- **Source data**
## START

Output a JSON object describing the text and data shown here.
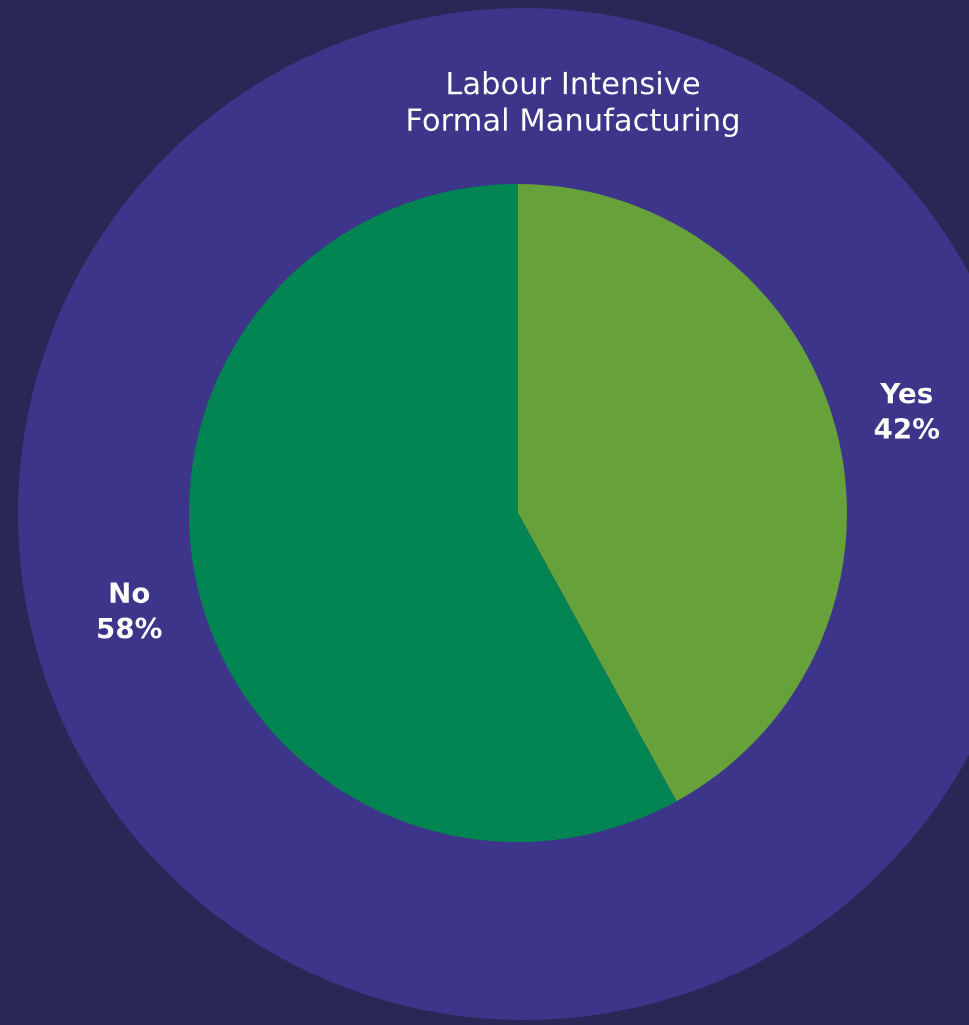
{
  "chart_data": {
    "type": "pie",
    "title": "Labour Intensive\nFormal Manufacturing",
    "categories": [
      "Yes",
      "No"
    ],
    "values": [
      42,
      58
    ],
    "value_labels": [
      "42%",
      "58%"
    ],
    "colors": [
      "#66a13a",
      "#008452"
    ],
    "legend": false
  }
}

## END

- **Task details**
Exact duplication of all the records is required; pictures are omitted from the copy.

- **Exercise solution**
Output a JSON object describing the text and data shown here.
{
  "chart_data": {
    "type": "pie",
    "title": "Labour Intensive\nFormal Manufacturing",
    "categories": [
      "Yes",
      "No"
    ],
    "values": [
      42,
      58
    ],
    "value_labels": [
      "42%",
      "58%"
    ],
    "colors": [
      "#66a13a",
      "#008452"
    ],
    "legend": false
  }
}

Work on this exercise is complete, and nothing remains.